___ EXCERPTED DATA

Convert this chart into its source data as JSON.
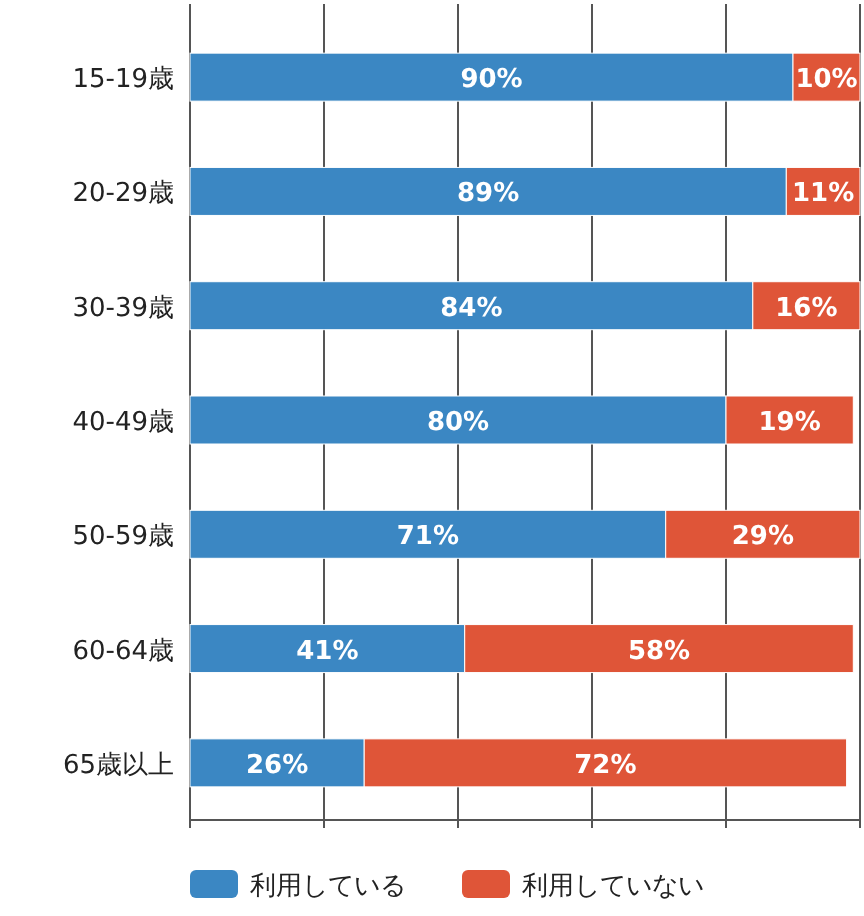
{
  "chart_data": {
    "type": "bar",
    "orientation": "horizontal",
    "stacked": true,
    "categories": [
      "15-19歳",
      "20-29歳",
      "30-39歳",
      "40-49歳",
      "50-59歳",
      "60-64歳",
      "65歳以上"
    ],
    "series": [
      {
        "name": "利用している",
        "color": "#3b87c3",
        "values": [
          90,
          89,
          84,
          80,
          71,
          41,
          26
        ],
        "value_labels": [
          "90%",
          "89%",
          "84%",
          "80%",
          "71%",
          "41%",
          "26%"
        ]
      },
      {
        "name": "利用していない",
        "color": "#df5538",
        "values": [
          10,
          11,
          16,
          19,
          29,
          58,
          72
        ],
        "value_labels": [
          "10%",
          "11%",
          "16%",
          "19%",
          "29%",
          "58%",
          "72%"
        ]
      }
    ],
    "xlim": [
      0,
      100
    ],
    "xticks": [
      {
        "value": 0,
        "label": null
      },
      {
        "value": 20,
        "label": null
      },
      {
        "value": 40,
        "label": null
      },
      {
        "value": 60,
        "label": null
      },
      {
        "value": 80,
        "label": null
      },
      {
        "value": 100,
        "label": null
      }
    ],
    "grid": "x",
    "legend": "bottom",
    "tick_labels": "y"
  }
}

______

> [WHAT TO DO]: Output a faithful copy of the data, with each picture left out.

> [SOLUTION TO THE EXERCISE]:
Convert this chart into its source data as JSON.
{
  "chart_data": {
    "type": "bar",
    "orientation": "horizontal",
    "stacked": true,
    "categories": [
      "15-19歳",
      "20-29歳",
      "30-39歳",
      "40-49歳",
      "50-59歳",
      "60-64歳",
      "65歳以上"
    ],
    "series": [
      {
        "name": "利用している",
        "color": "#3b87c3",
        "values": [
          90,
          89,
          84,
          80,
          71,
          41,
          26
        ],
        "value_labels": [
          "90%",
          "89%",
          "84%",
          "80%",
          "71%",
          "41%",
          "26%"
        ]
      },
      {
        "name": "利用していない",
        "color": "#df5538",
        "values": [
          10,
          11,
          16,
          19,
          29,
          58,
          72
        ],
        "value_labels": [
          "10%",
          "11%",
          "16%",
          "19%",
          "29%",
          "58%",
          "72%"
        ]
      }
    ],
    "xlim": [
      0,
      100
    ],
    "xticks": [
      {
        "value": 0,
        "label": null
      },
      {
        "value": 20,
        "label": null
      },
      {
        "value": 40,
        "label": null
      },
      {
        "value": 60,
        "label": null
      },
      {
        "value": 80,
        "label": null
      },
      {
        "value": 100,
        "label": null
      }
    ],
    "grid": "x",
    "legend": "bottom",
    "tick_labels": "y"
  }
}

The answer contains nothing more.